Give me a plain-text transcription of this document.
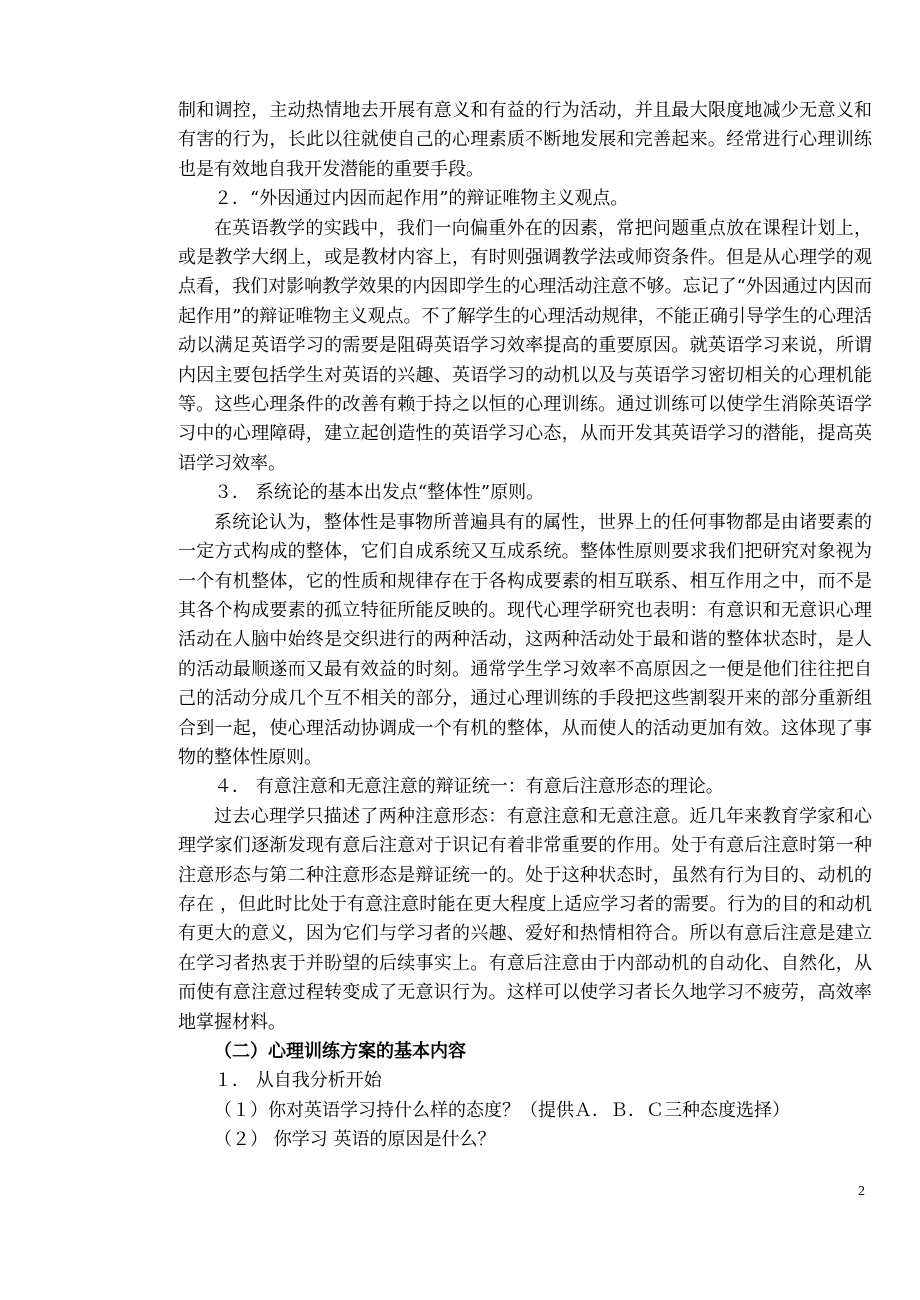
制和调控，主动热情地去开展有意义和有益的行为活动，并且最大限度地减少无意义和有害的行为，长此以往就使自己的心理素质不断地发展和完善起来。经常进行心理训练也是有效地自我开发潜能的重要手段。

２．“外因通过内因而起作用”的辩证唯物主义观点。

在英语教学的实践中，我们一向偏重外在的因素，常把问题重点放在课程计划上，或是教学大纲上，或是教材内容上，有时则强调教学法或师资条件。但是从心理学的观点看，我们对影响教学效果的内因即学生的心理活动注意不够。忘记了“外因通过内因而起作用”的辩证唯物主义观点。不了解学生的心理活动规律，不能正确引导学生的心理活动以满足英语学习的需要是阻碍英语学习效率提高的重要原因。就英语学习来说，所谓内因主要包括学生对英语的兴趣、英语学习的动机以及与英语学习密切相关的心理机能等。这些心理条件的改善有赖于持之以恒的心理训练。通过训练可以使学生消除英语学习中的心理障碍，建立起创造性的英语学习心态，从而开发其英语学习的潜能，提高英语学习效率。

３． 系统论的基本出发点“整体性”原则。

系统论认为，整体性是事物所普遍具有的属性，世界上的任何事物都是由诸要素的一定方式构成的整体，它们自成系统又互成系统。整体性原则要求我们把研究对象视为一个有机整体，它的性质和规律存在于各构成要素的相互联系、相互作用之中，而不是其各个构成要素的孤立特征所能反映的。现代心理学研究也表明：有意识和无意识心理活动在人脑中始终是交织进行的两种活动，这两种活动处于最和谐的整体状态时，是人的活动最顺遂而又最有效益的时刻。通常学生学习效率不高原因之一便是他们往往把自己的活动分成几个互不相关的部分，通过心理训练的手段把这些割裂开来的部分重新组合到一起，使心理活动协调成一个有机的整体，从而使人的活动更加有效。这体现了事物的整体性原则。

４． 有意注意和无意注意的辩证统一：有意后注意形态的理论。

过去心理学只描述了两种注意形态：有意注意和无意注意。近几年来教育学家和心理学家们逐渐发现有意后注意对于识记有着非常重要的作用。处于有意后注意时第一种注意形态与第二种注意形态是辩证统一的。处于这种状态时，虽然有行为目的、动机的存在 ，但此时比处于有意注意时能在更大程度上适应学习者的需要。行为的目的和动机有更大的意义，因为它们与学习者的兴趣、爱好和热情相符合。所以有意后注意是建立在学习者热衷于并盼望的后续事实上。有意后注意由于内部动机的自动化、自然化，从而使有意注意过程转变成了无意识行为。这样可以使学习者长久地学习不疲劳，高效率地掌握材料。

（二）心理训练方案的基本内容

１． 从自我分析开始

（１）你对英语学习持什么样的态度？（提供Ａ．Ｂ．Ｃ三种态度选择）

（２） 你学习 英语的原因是什么？

2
---
TASK DESCRIPTION: Transcribe the full listing above exactly as it stands, minus the pictures.

TASK RESPONSE:
Give me a plain-text transcription of this document.
制和调控，主动热情地去开展有意义和有益的行为活动，并且最大限度地减少无意义和有害的行为，长此以往就使自己的心理素质不断地发展和完善起来。经常进行心理训练也是有效地自我开发潜能的重要手段。

２．“外因通过内因而起作用”的辩证唯物主义观点。

在英语教学的实践中，我们一向偏重外在的因素，常把问题重点放在课程计划上，或是教学大纲上，或是教材内容上，有时则强调教学法或师资条件。但是从心理学的观点看，我们对影响教学效果的内因即学生的心理活动注意不够。忘记了“外因通过内因而起作用”的辩证唯物主义观点。不了解学生的心理活动规律，不能正确引导学生的心理活动以满足英语学习的需要是阻碍英语学习效率提高的重要原因。就英语学习来说，所谓内因主要包括学生对英语的兴趣、英语学习的动机以及与英语学习密切相关的心理机能等。这些心理条件的改善有赖于持之以恒的心理训练。通过训练可以使学生消除英语学习中的心理障碍，建立起创造性的英语学习心态，从而开发其英语学习的潜能，提高英语学习效率。

３． 系统论的基本出发点“整体性”原则。

系统论认为，整体性是事物所普遍具有的属性，世界上的任何事物都是由诸要素的一定方式构成的整体，它们自成系统又互成系统。整体性原则要求我们把研究对象视为一个有机整体，它的性质和规律存在于各构成要素的相互联系、相互作用之中，而不是其各个构成要素的孤立特征所能反映的。现代心理学研究也表明：有意识和无意识心理活动在人脑中始终是交织进行的两种活动，这两种活动处于最和谐的整体状态时，是人的活动最顺遂而又最有效益的时刻。通常学生学习效率不高原因之一便是他们往往把自己的活动分成几个互不相关的部分，通过心理训练的手段把这些割裂开来的部分重新组合到一起，使心理活动协调成一个有机的整体，从而使人的活动更加有效。这体现了事物的整体性原则。

４． 有意注意和无意注意的辩证统一：有意后注意形态的理论。

过去心理学只描述了两种注意形态：有意注意和无意注意。近几年来教育学家和心理学家们逐渐发现有意后注意对于识记有着非常重要的作用。处于有意后注意时第一种注意形态与第二种注意形态是辩证统一的。处于这种状态时，虽然有行为目的、动机的存在 ，但此时比处于有意注意时能在更大程度上适应学习者的需要。行为的目的和动机有更大的意义，因为它们与学习者的兴趣、爱好和热情相符合。所以有意后注意是建立在学习者热衷于并盼望的后续事实上。有意后注意由于内部动机的自动化、自然化，从而使有意注意过程转变成了无意识行为。这样可以使学习者长久地学习不疲劳，高效率地掌握材料。

（二）心理训练方案的基本内容

１． 从自我分析开始

（１）你对英语学习持什么样的态度？（提供Ａ．Ｂ．Ｃ三种态度选择）

（２） 你学习 英语的原因是什么？

2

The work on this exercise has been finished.